**Source passage**
▼
Commissioner Tony Hall, who with Commission Chairman Dan Miller voted in favor of the EDA's earlier industrial park proposal and against the county's threat to withhold EDA funds, made a motion to meet with EDA and ConAgra officials to talk about it.
"If we come together in one room, we can address those things," Hall said. "What are we accomplishing right now?"
"For one thing, you're not adopting this illegal agreement," Clarence Miller said.
Hall's motion died for lack of a second.
"There's no action taken on this thing because our attorney has given his opinion that we throw it out," Bozeman said.
"I go along with that," said Commissioner Jerry Childree.
Miller was replaced as EDA counsel last spring by Tifton attorney Bob Reinhardt, who could not be reached for comment.
ConAgra Vice President of Manufacturing Bob Charleston, who has been working with the Sylvester plant on its restart since the recall, said he'd flown in from Chicago after hearing about the called meeting two days earlier.
Asked to comment, Charleston said only that ConAgra was "involved in economic development all over the world."
Sylvester Plant Manager Earl Ehret said, "We're representing the plant on a local level."
The plant, which employs about 100 people in the production of every jar of the company's Peter Pan peanut butter, is among Worth's top three taxpayers, paying nearly $200,000 in property taxes this year on its buildings and equipment, according to county tax records. Peanut butter made and shipped out of the plant is subject to freeport exemptions and is not taxed.
The company also is one the largest employers in Worth. The county of about 22,000 sends 39 percent of its workforce west, to employers in Dougherty County; 38 percent work in Worth; and 11 percent work in Tift County, according to U.S. Census Bureau data.
▲
**Set of tasks**
A) According to the county commission article, how much did the Sylvester plant pay in property taxes this year on its buildings and equipment?
B) In the county commission article, substitute "proposal" for "motion" and write out the portion between "Commissioner Tony Hall, who" and "reached for comment.", inclusive.
C) Name every county mentioned in the county commission article.

**Given information**
▼
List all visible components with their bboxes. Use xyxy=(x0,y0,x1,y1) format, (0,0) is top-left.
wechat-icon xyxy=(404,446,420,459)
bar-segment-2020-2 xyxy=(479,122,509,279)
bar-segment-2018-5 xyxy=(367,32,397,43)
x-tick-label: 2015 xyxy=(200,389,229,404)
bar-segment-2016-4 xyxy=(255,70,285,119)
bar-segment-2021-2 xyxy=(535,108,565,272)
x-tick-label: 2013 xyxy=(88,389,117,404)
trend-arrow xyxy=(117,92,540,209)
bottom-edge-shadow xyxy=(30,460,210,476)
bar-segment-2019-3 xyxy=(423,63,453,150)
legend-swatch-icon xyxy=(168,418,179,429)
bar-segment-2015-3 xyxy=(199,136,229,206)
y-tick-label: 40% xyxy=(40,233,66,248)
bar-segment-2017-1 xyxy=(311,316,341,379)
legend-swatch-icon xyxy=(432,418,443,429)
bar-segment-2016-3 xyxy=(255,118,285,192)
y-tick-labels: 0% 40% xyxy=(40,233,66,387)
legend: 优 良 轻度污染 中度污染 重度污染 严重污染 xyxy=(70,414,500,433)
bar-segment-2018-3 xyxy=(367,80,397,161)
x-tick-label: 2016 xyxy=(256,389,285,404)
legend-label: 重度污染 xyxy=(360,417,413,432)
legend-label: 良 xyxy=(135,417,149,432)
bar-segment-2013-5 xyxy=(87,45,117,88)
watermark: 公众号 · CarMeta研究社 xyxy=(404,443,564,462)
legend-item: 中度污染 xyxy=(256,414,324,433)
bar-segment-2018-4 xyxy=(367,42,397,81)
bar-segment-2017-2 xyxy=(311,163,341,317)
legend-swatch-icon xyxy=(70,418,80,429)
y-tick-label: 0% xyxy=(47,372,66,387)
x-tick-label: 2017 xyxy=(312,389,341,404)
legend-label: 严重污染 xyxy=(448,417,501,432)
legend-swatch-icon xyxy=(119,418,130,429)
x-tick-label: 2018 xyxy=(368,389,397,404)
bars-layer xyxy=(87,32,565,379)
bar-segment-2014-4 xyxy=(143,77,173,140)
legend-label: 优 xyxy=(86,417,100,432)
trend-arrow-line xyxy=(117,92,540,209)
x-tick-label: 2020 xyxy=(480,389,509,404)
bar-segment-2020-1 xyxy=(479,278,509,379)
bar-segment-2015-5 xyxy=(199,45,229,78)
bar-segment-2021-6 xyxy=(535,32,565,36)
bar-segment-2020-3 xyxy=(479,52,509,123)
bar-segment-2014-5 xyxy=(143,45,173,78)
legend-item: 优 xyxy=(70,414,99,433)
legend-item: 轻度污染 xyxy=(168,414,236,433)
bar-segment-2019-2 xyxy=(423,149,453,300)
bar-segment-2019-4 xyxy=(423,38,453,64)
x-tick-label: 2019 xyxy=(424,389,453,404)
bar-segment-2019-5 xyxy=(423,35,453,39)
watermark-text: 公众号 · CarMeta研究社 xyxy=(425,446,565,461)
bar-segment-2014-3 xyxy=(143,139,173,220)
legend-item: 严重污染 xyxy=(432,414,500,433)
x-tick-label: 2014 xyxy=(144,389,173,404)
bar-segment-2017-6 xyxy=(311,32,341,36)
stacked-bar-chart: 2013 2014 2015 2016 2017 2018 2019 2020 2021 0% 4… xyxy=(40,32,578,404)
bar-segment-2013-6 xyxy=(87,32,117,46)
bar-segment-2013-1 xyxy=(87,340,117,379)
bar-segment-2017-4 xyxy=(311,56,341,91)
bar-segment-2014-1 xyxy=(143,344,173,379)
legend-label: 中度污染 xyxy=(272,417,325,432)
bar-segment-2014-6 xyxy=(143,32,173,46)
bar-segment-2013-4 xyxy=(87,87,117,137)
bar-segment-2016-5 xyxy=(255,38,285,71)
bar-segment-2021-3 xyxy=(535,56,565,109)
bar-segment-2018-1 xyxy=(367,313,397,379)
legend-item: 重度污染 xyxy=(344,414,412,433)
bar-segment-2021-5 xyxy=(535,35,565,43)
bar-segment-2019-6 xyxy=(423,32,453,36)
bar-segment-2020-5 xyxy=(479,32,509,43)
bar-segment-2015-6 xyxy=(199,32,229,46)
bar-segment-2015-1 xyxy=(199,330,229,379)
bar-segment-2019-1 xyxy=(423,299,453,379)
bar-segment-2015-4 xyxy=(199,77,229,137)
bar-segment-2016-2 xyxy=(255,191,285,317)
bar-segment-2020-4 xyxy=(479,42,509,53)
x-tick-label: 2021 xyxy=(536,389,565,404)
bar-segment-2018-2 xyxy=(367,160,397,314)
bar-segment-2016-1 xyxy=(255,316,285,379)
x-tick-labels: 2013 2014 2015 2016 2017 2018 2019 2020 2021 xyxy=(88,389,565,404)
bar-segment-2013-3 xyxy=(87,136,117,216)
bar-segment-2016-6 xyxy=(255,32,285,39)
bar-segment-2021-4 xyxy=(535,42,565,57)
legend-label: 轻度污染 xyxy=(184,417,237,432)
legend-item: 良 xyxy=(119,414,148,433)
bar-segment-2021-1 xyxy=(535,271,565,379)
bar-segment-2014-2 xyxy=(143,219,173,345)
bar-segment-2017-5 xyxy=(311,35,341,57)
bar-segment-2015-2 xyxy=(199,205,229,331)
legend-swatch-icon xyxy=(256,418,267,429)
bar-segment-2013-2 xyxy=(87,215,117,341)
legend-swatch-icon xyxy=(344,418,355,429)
▲
**Answers by task**
A) Nearly $200,000.

B)
Commissioner Tony Hall, who with Commission Chairman Dan Miller voted in favor of the EDA's earlier industrial park proposal and against the county's threat to withhold EDA funds, made a proposal to meet with EDA and ConAgra officials to talk about it.
"If we come together in one room, we can address those things," Hall said. "What are we accomplishing right now?"
"For one thing, you're not adopting this illegal agreement," Clarence Miller said.
Hall's proposal died for lack of a second.
"There's no action taken on this thing because our attorney has given his opinion that we throw it out," Bozeman said.
"I go along with that," said Commissioner Jerry Childree.
Miller was replaced as EDA counsel last spring by Tifton attorney Bob Reinhardt, who could not be reached for comment.

C) Worth, Dougherty County, Tift County